— Requirement —
Transcribe verbatim every line from the line containing "What's the underlying" to the end of the entries, including both endpoints. Output nothing beyond those lines.

* * * * *

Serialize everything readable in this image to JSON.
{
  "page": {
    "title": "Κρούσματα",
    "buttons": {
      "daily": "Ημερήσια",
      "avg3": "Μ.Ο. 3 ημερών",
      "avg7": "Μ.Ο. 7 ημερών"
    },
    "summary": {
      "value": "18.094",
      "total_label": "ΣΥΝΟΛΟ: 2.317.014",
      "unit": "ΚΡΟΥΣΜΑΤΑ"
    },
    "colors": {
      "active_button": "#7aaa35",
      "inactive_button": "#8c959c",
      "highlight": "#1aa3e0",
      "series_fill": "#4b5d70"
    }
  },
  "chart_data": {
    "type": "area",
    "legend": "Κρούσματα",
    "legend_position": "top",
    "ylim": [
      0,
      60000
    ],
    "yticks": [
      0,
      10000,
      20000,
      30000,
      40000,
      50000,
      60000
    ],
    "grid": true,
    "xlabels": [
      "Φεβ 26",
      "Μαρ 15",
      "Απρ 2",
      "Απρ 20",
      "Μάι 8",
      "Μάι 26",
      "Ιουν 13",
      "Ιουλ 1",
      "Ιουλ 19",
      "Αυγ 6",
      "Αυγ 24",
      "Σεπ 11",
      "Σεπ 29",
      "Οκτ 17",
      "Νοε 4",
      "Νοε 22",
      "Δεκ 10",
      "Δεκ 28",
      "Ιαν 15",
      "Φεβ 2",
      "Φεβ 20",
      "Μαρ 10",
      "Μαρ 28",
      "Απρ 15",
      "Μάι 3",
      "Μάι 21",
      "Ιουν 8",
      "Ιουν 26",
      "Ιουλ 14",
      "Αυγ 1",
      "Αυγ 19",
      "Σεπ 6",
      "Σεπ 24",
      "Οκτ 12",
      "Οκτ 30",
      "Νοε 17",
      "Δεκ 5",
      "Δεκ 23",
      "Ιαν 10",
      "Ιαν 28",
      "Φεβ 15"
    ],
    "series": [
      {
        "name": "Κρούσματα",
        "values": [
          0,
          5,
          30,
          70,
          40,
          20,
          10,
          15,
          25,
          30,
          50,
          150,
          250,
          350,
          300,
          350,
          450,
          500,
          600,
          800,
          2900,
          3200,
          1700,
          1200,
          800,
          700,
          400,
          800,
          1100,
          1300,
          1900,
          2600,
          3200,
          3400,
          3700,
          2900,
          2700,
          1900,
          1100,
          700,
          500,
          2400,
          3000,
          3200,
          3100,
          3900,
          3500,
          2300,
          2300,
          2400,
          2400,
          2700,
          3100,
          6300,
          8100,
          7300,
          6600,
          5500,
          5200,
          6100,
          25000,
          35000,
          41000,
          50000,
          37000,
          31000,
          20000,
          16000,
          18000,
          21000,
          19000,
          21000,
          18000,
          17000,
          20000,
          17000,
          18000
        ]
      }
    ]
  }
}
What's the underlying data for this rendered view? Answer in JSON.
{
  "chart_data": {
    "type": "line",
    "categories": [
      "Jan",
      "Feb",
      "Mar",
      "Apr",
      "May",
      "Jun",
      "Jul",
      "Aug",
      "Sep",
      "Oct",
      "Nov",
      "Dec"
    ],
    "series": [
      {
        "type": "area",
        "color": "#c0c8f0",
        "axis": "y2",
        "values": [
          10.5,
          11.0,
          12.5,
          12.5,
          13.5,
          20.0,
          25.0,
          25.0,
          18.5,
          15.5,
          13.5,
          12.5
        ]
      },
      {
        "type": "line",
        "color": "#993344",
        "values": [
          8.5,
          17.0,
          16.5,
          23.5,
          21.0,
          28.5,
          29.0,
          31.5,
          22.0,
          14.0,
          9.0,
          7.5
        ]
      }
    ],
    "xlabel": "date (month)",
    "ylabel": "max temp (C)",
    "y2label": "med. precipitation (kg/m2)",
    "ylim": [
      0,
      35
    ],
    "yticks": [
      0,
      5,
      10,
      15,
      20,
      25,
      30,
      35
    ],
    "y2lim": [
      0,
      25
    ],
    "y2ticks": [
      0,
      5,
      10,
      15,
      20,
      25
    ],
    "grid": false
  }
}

* * * * *

— Completed exercise —
What's the underlying data for this rendered view? Answer in JSON.
{
  "chart_data": {
    "type": "line",
    "categories": [
      "Jan",
      "Feb",
      "Mar",
      "Apr",
      "May",
      "Jun",
      "Jul",
      "Aug",
      "Sep",
      "Oct",
      "Nov",
      "Dec"
    ],
    "series": [
      {
        "type": "area",
        "color": "#c0c8f0",
        "axis": "y2",
        "values": [
          10.5,
          11.0,
          12.5,
          12.5,
          13.5,
          20.0,
          25.0,
          25.0,
          18.5,
          15.5,
          13.5,
          12.5
        ]
      },
      {
        "type": "line",
        "color": "#993344",
        "values": [
          8.5,
          17.0,
          16.5,
          23.5,
          21.0,
          28.5,
          29.0,
          31.5,
          22.0,
          14.0,
          9.0,
          7.5
        ]
      }
    ],
    "xlabel": "date (month)",
    "ylabel": "max temp (C)",
    "y2label": "med. precipitation (kg/m2)",
    "ylim": [
      0,
      35
    ],
    "yticks": [
      0,
      5,
      10,
      15,
      20,
      25,
      30,
      35
    ],
    "y2lim": [
      0,
      25
    ],
    "y2ticks": [
      0,
      5,
      10,
      15,
      20,
      25
    ],
    "grid": false
  }
}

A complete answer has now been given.